* _TEXT_
** START **
Mailing List Archive

rampant disk failure
I have recently seen surge in the number of disk failures on an F760
cluster in our datacenter. We have four F760's purchased a few months
apart; one cluster has seen 12 disks fail in the past three months while
the other cluster has seen two disks fail (I can only actually remember
one, but I'm allowing for my failing memory as well).

The clusters sit only a few feet apart so I am discounting
environmental problems. Both clusters are running NetApp Release
6.1R1P1. The "bad" cluster is using mostly Seagate ST318203FC 18 GB
disks, while the "good" cluster is mostly the Seagate ST118202FC drives
(the infamous spin-up problem disks). The good cluster is unbalanced;
one head has 52 disks and the other has 32. The bad cluster is evenly
balanced (or it was before we started losing disks en masse) with 42 on
each side. Both clusters are running disk firmware NA10 for the
ST318203FC disks (I know, I just discovered that it's one rev out of
date) and NA27 for the ST118202FC disks.
** END **
* _EXTRACTED INFORMATION_
** START **
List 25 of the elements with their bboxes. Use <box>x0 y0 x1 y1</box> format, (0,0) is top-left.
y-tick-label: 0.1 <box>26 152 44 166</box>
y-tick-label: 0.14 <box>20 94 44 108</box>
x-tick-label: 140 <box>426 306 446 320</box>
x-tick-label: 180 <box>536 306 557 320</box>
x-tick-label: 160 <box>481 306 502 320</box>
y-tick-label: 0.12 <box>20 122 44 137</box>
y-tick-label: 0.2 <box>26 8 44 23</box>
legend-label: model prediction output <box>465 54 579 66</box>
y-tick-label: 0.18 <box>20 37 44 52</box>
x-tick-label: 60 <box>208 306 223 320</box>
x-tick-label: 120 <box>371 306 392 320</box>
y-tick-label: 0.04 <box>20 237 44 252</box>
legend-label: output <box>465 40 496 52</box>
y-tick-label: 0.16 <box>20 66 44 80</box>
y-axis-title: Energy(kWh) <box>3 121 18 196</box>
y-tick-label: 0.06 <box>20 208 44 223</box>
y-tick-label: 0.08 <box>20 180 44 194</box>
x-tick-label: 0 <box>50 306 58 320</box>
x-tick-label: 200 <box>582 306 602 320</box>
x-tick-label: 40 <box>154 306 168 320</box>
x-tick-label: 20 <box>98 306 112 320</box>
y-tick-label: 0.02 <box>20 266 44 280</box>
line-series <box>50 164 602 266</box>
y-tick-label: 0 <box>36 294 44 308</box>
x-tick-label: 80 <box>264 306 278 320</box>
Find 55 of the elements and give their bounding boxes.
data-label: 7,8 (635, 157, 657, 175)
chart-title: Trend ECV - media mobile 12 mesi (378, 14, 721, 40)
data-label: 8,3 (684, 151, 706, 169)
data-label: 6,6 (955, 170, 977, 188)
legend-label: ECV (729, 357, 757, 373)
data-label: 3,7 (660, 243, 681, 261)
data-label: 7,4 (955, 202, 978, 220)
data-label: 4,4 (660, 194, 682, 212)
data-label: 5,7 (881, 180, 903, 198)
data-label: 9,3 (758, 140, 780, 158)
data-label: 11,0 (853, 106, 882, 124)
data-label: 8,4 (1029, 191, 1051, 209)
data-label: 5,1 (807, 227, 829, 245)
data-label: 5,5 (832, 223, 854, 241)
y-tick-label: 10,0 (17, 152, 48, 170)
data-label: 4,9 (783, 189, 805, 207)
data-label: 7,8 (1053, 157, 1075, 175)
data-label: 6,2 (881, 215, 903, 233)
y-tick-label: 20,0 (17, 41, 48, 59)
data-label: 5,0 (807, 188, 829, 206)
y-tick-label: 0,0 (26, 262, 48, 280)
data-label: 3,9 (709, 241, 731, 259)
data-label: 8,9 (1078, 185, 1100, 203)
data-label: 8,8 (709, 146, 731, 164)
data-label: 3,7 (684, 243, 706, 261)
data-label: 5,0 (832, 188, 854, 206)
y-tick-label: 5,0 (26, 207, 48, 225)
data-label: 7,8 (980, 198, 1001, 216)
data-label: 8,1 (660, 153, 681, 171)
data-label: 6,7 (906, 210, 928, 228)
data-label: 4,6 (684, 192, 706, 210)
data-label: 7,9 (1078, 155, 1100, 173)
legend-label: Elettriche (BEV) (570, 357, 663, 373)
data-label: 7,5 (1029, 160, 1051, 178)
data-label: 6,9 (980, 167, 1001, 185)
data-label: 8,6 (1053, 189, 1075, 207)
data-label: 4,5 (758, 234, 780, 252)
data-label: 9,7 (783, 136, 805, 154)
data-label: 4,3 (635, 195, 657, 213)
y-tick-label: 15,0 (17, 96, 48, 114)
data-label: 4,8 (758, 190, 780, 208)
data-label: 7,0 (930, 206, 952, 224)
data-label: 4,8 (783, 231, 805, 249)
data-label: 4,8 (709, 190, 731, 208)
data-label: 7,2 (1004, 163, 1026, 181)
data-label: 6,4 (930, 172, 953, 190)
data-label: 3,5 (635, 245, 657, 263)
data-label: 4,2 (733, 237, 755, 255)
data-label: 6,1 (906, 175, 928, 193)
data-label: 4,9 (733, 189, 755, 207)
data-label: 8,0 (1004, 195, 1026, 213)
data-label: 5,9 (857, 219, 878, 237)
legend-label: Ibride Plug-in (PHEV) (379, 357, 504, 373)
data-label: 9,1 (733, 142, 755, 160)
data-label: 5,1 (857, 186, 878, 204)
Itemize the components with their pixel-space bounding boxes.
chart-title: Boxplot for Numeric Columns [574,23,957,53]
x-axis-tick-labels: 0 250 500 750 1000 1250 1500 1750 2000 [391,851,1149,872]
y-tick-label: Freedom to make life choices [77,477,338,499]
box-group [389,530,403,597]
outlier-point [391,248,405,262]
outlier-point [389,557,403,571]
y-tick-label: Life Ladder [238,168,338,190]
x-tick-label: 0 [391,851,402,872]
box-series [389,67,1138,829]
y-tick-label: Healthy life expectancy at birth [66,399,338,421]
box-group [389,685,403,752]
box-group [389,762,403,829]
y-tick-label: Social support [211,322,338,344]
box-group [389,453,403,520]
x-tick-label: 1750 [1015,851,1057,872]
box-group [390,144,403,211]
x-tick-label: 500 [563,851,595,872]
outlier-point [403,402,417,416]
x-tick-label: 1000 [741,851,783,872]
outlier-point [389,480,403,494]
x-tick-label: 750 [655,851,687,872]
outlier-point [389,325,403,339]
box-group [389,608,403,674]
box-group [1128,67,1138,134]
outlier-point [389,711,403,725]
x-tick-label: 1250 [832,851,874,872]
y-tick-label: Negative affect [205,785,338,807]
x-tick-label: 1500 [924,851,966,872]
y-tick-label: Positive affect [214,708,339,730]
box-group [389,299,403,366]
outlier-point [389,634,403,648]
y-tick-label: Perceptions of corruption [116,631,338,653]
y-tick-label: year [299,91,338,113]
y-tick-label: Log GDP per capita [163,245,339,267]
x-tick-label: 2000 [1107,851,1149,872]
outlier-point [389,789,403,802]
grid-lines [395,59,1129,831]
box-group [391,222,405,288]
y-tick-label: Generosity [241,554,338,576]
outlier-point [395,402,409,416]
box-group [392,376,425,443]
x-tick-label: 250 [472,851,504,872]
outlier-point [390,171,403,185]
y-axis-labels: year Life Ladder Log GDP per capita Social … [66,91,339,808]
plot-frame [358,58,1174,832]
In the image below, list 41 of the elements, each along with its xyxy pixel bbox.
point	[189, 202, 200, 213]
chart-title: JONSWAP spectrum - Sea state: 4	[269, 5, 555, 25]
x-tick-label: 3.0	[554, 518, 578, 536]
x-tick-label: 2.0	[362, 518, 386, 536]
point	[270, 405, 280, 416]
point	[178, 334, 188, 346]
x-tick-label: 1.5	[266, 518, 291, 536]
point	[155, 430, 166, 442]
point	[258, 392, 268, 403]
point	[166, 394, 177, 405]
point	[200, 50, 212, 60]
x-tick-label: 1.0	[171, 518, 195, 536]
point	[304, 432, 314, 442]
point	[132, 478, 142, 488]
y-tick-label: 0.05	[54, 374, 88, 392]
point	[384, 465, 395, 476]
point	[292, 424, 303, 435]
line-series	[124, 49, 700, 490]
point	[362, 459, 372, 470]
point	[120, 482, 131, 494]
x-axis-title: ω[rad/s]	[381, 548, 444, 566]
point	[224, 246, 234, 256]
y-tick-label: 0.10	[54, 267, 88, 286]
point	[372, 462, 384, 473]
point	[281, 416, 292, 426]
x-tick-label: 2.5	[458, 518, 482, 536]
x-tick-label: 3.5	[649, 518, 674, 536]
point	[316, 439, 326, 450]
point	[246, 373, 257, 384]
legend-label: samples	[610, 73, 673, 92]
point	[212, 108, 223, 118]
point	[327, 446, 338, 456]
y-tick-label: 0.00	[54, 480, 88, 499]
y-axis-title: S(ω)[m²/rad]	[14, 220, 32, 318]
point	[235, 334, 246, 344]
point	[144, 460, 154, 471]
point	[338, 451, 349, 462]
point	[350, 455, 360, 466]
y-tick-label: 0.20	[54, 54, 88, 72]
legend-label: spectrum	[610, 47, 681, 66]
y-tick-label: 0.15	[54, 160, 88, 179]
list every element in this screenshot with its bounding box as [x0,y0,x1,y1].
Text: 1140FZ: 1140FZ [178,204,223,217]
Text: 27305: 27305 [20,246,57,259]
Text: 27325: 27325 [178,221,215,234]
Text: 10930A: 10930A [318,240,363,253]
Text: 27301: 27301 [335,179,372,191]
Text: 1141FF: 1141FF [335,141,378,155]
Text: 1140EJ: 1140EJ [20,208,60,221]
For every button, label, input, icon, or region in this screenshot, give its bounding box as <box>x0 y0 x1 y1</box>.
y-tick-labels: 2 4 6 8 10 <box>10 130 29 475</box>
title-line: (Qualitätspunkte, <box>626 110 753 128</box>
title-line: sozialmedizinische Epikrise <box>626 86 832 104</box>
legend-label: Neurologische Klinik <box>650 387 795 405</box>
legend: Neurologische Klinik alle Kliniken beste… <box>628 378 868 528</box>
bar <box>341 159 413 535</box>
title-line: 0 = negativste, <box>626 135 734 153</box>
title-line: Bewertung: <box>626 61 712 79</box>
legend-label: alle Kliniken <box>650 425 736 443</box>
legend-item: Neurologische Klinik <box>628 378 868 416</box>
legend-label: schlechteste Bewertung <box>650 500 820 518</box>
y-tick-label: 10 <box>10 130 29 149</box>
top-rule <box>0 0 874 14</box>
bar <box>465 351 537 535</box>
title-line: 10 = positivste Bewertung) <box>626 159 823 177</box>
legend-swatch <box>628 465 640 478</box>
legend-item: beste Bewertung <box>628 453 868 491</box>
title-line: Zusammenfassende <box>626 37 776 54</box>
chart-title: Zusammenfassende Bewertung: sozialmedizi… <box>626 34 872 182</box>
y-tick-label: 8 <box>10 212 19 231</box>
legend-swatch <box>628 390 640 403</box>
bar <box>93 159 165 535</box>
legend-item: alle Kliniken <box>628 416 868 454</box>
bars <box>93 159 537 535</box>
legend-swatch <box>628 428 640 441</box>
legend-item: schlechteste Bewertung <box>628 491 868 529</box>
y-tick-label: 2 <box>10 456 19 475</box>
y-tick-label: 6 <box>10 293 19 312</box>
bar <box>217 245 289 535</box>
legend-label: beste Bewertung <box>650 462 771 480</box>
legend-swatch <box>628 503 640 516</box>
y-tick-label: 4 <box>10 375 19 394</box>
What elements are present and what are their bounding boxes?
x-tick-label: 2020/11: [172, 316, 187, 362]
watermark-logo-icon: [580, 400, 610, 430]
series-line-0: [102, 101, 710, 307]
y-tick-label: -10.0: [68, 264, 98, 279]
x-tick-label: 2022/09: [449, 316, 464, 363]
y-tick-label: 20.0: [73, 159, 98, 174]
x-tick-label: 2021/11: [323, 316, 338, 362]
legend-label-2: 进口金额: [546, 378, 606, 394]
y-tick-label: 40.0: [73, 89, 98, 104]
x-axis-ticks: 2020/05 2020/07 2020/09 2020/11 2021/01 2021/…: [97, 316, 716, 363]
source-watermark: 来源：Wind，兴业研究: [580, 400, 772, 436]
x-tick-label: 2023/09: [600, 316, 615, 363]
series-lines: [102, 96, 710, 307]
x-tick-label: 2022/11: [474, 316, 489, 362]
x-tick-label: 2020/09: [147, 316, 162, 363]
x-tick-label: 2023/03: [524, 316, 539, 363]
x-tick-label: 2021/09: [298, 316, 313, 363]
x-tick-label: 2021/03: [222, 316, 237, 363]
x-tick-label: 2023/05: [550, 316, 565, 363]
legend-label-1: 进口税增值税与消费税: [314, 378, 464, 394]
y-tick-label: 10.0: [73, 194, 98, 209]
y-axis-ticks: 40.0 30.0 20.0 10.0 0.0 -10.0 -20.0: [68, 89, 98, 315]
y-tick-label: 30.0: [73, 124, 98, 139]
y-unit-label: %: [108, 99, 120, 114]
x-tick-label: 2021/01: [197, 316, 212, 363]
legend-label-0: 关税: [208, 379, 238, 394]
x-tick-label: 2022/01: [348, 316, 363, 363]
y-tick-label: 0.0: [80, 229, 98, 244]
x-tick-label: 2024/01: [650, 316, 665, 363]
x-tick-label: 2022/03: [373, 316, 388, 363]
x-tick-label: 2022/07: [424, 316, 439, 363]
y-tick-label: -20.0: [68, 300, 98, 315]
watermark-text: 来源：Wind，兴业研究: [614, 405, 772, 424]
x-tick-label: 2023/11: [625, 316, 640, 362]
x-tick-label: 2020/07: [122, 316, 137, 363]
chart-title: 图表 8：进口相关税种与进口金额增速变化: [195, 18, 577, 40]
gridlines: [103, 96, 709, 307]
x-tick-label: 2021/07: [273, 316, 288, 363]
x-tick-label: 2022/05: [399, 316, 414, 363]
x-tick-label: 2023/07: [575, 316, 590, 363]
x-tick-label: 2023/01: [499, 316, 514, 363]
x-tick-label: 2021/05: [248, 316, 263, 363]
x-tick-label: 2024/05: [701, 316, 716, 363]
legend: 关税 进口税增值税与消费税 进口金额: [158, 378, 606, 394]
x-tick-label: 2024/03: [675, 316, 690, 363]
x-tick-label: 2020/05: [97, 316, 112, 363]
** END **
Write the next few sentences of the mailing list post about disk failures on the F760 clusters, starting after its last sentence.

* _OUTPUT FOR THIS TASK_
The strangest part of this whole situation is that the disks rarely
fail; they disappear and the partner complains that there is a cluster
mismatch, breaks clustering, and sends out an email. The filer with the
missing disk starts to rebuild (if it was a data disk) or merrily goes
on its way (if it was a spare), but nothing ever shows up as broken.
The disk just disappears.

Short of going through and replacing every piece of hardware in the
"bad" filers, I am at a loss of how to proceed. I've spent the morning
searching NOW without luck. [.Someone just pointed out to me that we
have a few X221_ST318304FC disks with NA06 firmware in several of our
filers, not just the good and bad clusters I've been describing, opening
us up to bug 27068 (we're trying to schedule downtime to upgrade the
firmware on all our filers now).] I am going to try upgrading the disk
firmware on the filers as a first step, but if anyone else has seen this
problem, or something similar, I would appreciate any input.

Geoff Hardin
geoff.hardin@dalsemi.com
If it's glowing, don't eat it...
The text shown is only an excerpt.